### [EXERCISE BRIEF]
Put each line of the items below into a numbered list, skipping blank lines and leaving the pictures out.

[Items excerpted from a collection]
** START **
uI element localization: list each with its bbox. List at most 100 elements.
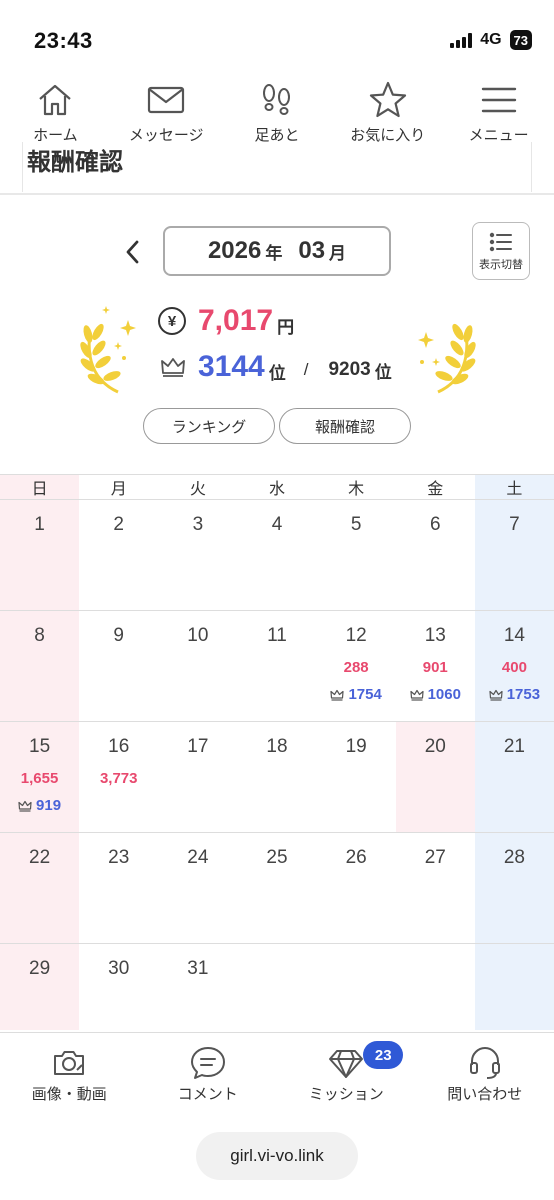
calendar-day-cell[interactable]: 31 — [158, 944, 237, 1030]
crown-icon — [161, 358, 185, 377]
nav-footprints[interactable]: 足あと — [222, 80, 332, 145]
view-toggle-label: 表示切替 — [479, 258, 523, 271]
day-number: 18 — [266, 736, 288, 757]
earnings-amount: 7,017 — [198, 304, 274, 337]
day-number: 16 — [108, 736, 130, 757]
weekday-sat: 土 — [474, 475, 554, 499]
bottom-nav: 画像・動画 コメント ミッション 23 問い合わせ — [0, 1032, 554, 1116]
calendar-week-row: 15 1,655 919 16 3,773 17 18 19 20 21 — [0, 722, 554, 833]
reward-check-button[interactable]: 報酬確認 — [279, 408, 411, 444]
calendar-day-cell[interactable]: 7 — [474, 500, 554, 610]
calendar-day-cell[interactable]: 12 288 1754 — [317, 611, 396, 721]
calendar-day-cell[interactable]: 28 — [474, 833, 554, 943]
day-number: 14 — [503, 625, 525, 646]
weekday-sun: 日 — [0, 475, 80, 499]
calendar-day-cell[interactable]: 23 — [79, 833, 158, 943]
comment-icon — [190, 1047, 225, 1079]
calendar-day-cell[interactable]: 4 — [237, 500, 316, 610]
calendar-day-cell[interactable]: 6 — [396, 500, 475, 610]
status-time: 23:43 — [34, 28, 93, 53]
nav-media-label: 画像・動画 — [31, 1086, 107, 1103]
nav-contact[interactable]: 問い合わせ — [420, 1033, 550, 1116]
calendar-day-cell[interactable]: 20 — [395, 722, 475, 832]
day-number: 2 — [113, 514, 124, 535]
calendar-day-cell[interactable]: 30 — [79, 944, 158, 1030]
calendar-day-cell[interactable]: 10 — [158, 611, 237, 721]
nav-mission[interactable]: ミッション 23 — [281, 1033, 411, 1116]
calendar-day-cell[interactable]: 19 — [317, 722, 396, 832]
calendar-day-cell[interactable]: 17 — [158, 722, 237, 832]
calendar-day-cell[interactable]: 8 — [0, 611, 80, 721]
calendar-day-cell[interactable]: 21 — [474, 722, 554, 832]
battery-icon: 73 — [509, 30, 532, 50]
day-number: 15 — [29, 736, 51, 757]
calendar-week-row: 8 9 10 11 12 288 1754 13 901 1060 14 400 1753 — [0, 611, 554, 722]
chevron-left-icon — [126, 240, 139, 264]
day-rank-value: 1754 — [348, 686, 382, 703]
calendar-day-cell — [396, 944, 475, 1030]
calendar-day-cell[interactable]: 26 — [317, 833, 396, 943]
calendar-day-cell[interactable]: 13 901 1060 — [396, 611, 475, 721]
calendar-day-cell[interactable]: 18 — [237, 722, 316, 832]
year-value: 2026 — [207, 237, 262, 264]
day-number: 1 — [34, 514, 45, 535]
nav-comment[interactable]: コメント — [143, 1033, 273, 1116]
day-number: 11 — [267, 625, 287, 646]
crown-icon — [18, 800, 32, 812]
day-rank: 919 — [18, 797, 61, 814]
ranking-button[interactable]: ランキング — [143, 408, 275, 444]
day-number: 13 — [424, 625, 446, 646]
url-bar[interactable]: girl.vi-vo.link — [196, 1132, 358, 1180]
nav-favorites[interactable]: お気に入り — [333, 80, 443, 145]
calendar-day-cell[interactable]: 25 — [237, 833, 316, 943]
calendar-week-row: 22 23 24 25 26 27 28 — [0, 833, 554, 944]
calendar-day-cell[interactable]: 14 400 1753 — [474, 611, 554, 721]
day-number: 10 — [187, 625, 209, 646]
nav-home[interactable]: ホーム — [0, 80, 110, 145]
day-number: 9 — [113, 625, 124, 646]
calendar-day-cell[interactable]: 29 — [0, 944, 80, 1030]
day-number: 7 — [509, 514, 520, 535]
calendar-day-cell[interactable]: 2 — [79, 500, 158, 610]
prev-month-button[interactable] — [118, 234, 148, 270]
view-toggle-button[interactable]: 表示切替 — [472, 222, 530, 280]
calendar-day-cell[interactable]: 22 — [0, 833, 80, 943]
calendar-day-cell[interactable]: 5 — [317, 500, 396, 610]
month-display[interactable]: 2026 年 03 月 — [163, 226, 391, 276]
nav-menu[interactable]: メニュー — [444, 80, 554, 145]
calendar-day-cell[interactable]: 1 — [0, 500, 80, 610]
network-type: 4G — [480, 31, 502, 48]
day-earnings: 1,655 — [20, 770, 59, 787]
calendar-day-cell[interactable]: 16 3,773 — [79, 722, 158, 832]
rank-total: 9203 — [328, 359, 371, 380]
calendar-day-cell[interactable]: 3 — [158, 500, 237, 610]
day-number: 28 — [503, 847, 525, 868]
section-heading: 報酬確認 — [27, 149, 123, 176]
day-number: 20 — [424, 736, 446, 757]
calendar-day-cell[interactable]: 15 1,655 919 — [0, 722, 80, 832]
mail-icon — [148, 86, 185, 114]
status-bar: 23:43 4G 73 — [0, 0, 554, 78]
weekday-fri: 金 — [427, 481, 444, 498]
calendar-day-cell[interactable]: 24 — [158, 833, 237, 943]
home-icon — [39, 84, 72, 116]
day-number: 3 — [192, 514, 204, 535]
earnings-unit: 円 — [277, 317, 295, 337]
calendar-day-cell — [237, 944, 316, 1030]
calendar-day-cell — [317, 944, 396, 1030]
mission-count-badge: 23 — [363, 1041, 404, 1069]
calendar-day-cell[interactable]: 11 — [237, 611, 316, 721]
diamond-icon — [329, 1050, 364, 1078]
yen-icon: ¥ — [158, 307, 186, 335]
calendar-day-cell[interactable]: 9 — [79, 611, 158, 721]
day-rank-value: 919 — [36, 797, 62, 814]
menu-icon — [481, 87, 516, 113]
nav-messages[interactable]: メッセージ — [111, 80, 221, 145]
calendar-week-row: 29 30 31 — [0, 944, 554, 1030]
calendar-day-cell[interactable]: 27 — [396, 833, 475, 943]
rank-unit: 位 — [268, 363, 286, 383]
nav-media[interactable]: 画像・動画 — [4, 1033, 134, 1116]
day-number: 29 — [29, 958, 51, 979]
day-rank: 1753 — [489, 686, 540, 703]
day-number: 5 — [350, 514, 362, 535]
** END **
### [TASK SOLUTION]
1. uI element localization: list each with its bbox. List at most 100 elements.
2. calendar-day-cell[interactable]: 31 — [158, 944, 237, 1030]
3. crown-icon — [161, 358, 185, 377]
4. nav-footprints[interactable]: 足あと — [222, 80, 332, 145]
5. view-toggle-label: 表示切替 — [479, 258, 523, 271]
6. day-number: 18 — [266, 736, 288, 757]
7. earnings-amount: 7,017 — [198, 304, 274, 337]
8. day-number: 16 — [108, 736, 130, 757]
9. weekday-sat: 土 — [474, 475, 554, 499]
10. bottom-nav: 画像・動画 コメント ミッション 23 問い合わせ — [0, 1032, 554, 1116]
11. calendar-week-row: 15 1,655 919 16 3,773 17 18 19 20 21 — [0, 722, 554, 833]
12. reward-check-button[interactable]: 報酬確認 — [279, 408, 411, 444]
13. calendar-day-cell[interactable]: 7 — [474, 500, 554, 610]
14. calendar-day-cell[interactable]: 12 288 1754 — [317, 611, 396, 721]
15. calendar-day-cell[interactable]: 28 — [474, 833, 554, 943]
16. day-number: 14 — [503, 625, 525, 646]
17. weekday-sun: 日 — [0, 475, 80, 499]
18. calendar-day-cell[interactable]: 23 — [79, 833, 158, 943]
19. comment-icon — [190, 1047, 225, 1079]
20. calendar-day-cell[interactable]: 4 — [237, 500, 316, 610]
21. calendar-day-cell[interactable]: 6 — [396, 500, 475, 610]
22. status-time: 23:43 — [34, 28, 93, 53]
23. nav-media-label: 画像・動画 — [31, 1086, 107, 1103]
24. nav-contact[interactable]: 問い合わせ — [420, 1033, 550, 1116]
25. calendar-day-cell[interactable]: 20 — [395, 722, 475, 832]
26. day-number: 2 — [113, 514, 124, 535]
27. calendar-day-cell[interactable]: 30 — [79, 944, 158, 1030]
28. calendar-day-cell[interactable]: 10 — [158, 611, 237, 721]
29. nav-mission[interactable]: ミッション 23 — [281, 1033, 411, 1116]
30. calendar-day-cell[interactable]: 19 — [317, 722, 396, 832]
31. calendar-day-cell[interactable]: 17 — [158, 722, 237, 832]
32. calendar-day-cell[interactable]: 8 — [0, 611, 80, 721]
33. calendar-day-cell[interactable]: 21 — [474, 722, 554, 832]
34. battery-icon: 73 — [509, 30, 532, 50]
35. day-number: 15 — [29, 736, 51, 757]
36. calendar-week-row: 8 9 10 11 12 288 1754 13 901 1060 14 400 1753 — [0, 611, 554, 722]
37. chevron-left-icon — [126, 240, 139, 264]
38. day-rank-value: 1754 — [348, 686, 382, 703]
39. calendar-day-cell — [396, 944, 475, 1030]
40. calendar-day-cell[interactable]: 26 — [317, 833, 396, 943]
41. calendar-day-cell[interactable]: 13 901 1060 — [396, 611, 475, 721]
42. calendar-day-cell[interactable]: 18 — [237, 722, 316, 832]
43. year-value: 2026 — [207, 237, 262, 264]
44. day-number: 1 — [34, 514, 45, 535]
45. nav-comment[interactable]: コメント — [143, 1033, 273, 1116]
46. day-number: 11 — [267, 625, 287, 646]
47. crown-icon — [18, 800, 32, 812]
48. day-rank: 919 — [18, 797, 61, 814]
49. ranking-button[interactable]: ランキング — [143, 408, 275, 444]
50. day-number: 13 — [424, 625, 446, 646]
51. url-bar[interactable]: girl.vi-vo.link — [196, 1132, 358, 1180]
52. nav-favorites[interactable]: お気に入り — [333, 80, 443, 145]
53. calendar-day-cell[interactable]: 25 — [237, 833, 316, 943]
54. calendar-week-row: 22 23 24 25 26 27 28 — [0, 833, 554, 944]
55. calendar-day-cell[interactable]: 14 400 1753 — [474, 611, 554, 721]
56. day-number: 10 — [187, 625, 209, 646]
57. nav-home[interactable]: ホーム — [0, 80, 110, 145]
58. day-number: 9 — [113, 625, 124, 646]
59. calendar-day-cell[interactable]: 29 — [0, 944, 80, 1030]
60. day-number: 7 — [509, 514, 520, 535]
61. calendar-day-cell[interactable]: 2 — [79, 500, 158, 610]
62. prev-month-button[interactable] — [118, 234, 148, 270]
63. view-toggle-button[interactable]: 表示切替 — [472, 222, 530, 280]
64. calendar-day-cell[interactable]: 22 — [0, 833, 80, 943]
65. calendar-day-cell[interactable]: 5 — [317, 500, 396, 610]
66. month-display[interactable]: 2026 年 03 月 — [163, 226, 391, 276]
67. nav-menu[interactable]: メニュー — [444, 80, 554, 145]
68. calendar-day-cell[interactable]: 1 — [0, 500, 80, 610]
69. network-type: 4G — [480, 31, 502, 48]
70. day-earnings: 1,655 — [20, 770, 59, 787]
71. calendar-day-cell[interactable]: 16 3,773 — [79, 722, 158, 832]
72. rank-total: 9203 — [328, 359, 371, 380]
73. calendar-day-cell[interactable]: 3 — [158, 500, 237, 610]
74. day-number: 28 — [503, 847, 525, 868]
75. section-heading: 報酬確認 — [27, 149, 123, 176]
76. day-number: 20 — [424, 736, 446, 757]
77. calendar-day-cell[interactable]: 15 1,655 919 — [0, 722, 80, 832]
78. mail-icon — [148, 86, 185, 114]
79. status-bar: 23:43 4G 73 — [0, 0, 554, 78]
80. weekday-fri: 金 — [427, 481, 444, 498]
81. calendar-day-cell[interactable]: 24 — [158, 833, 237, 943]
82. home-icon — [39, 84, 72, 116]
83. day-number: 3 — [192, 514, 204, 535]
84. earnings-unit: 円 — [277, 317, 295, 337]
85. calendar-day-cell — [237, 944, 316, 1030]
86. calendar-day-cell — [317, 944, 396, 1030]
87. mission-count-badge: 23 — [363, 1041, 404, 1069]
88. calendar-day-cell[interactable]: 11 — [237, 611, 316, 721]
89. diamond-icon — [329, 1050, 364, 1078]
90. yen-icon: ¥ — [158, 307, 186, 335]
91. calendar-day-cell[interactable]: 9 — [79, 611, 158, 721]
92. day-rank-value: 919 — [36, 797, 62, 814]
93. menu-icon — [481, 87, 516, 113]
94. nav-messages[interactable]: メッセージ — [111, 80, 221, 145]
95. calendar-week-row: 29 30 31 — [0, 944, 554, 1030]
96. calendar-day-cell[interactable]: 27 — [396, 833, 475, 943]
97. rank-unit: 位 — [268, 363, 286, 383]
98. nav-media[interactable]: 画像・動画 — [4, 1033, 134, 1116]
99. day-number: 29 — [29, 958, 51, 979]
100. day-rank: 1753 — [489, 686, 540, 703]
101. day-number: 5 — [350, 514, 362, 535]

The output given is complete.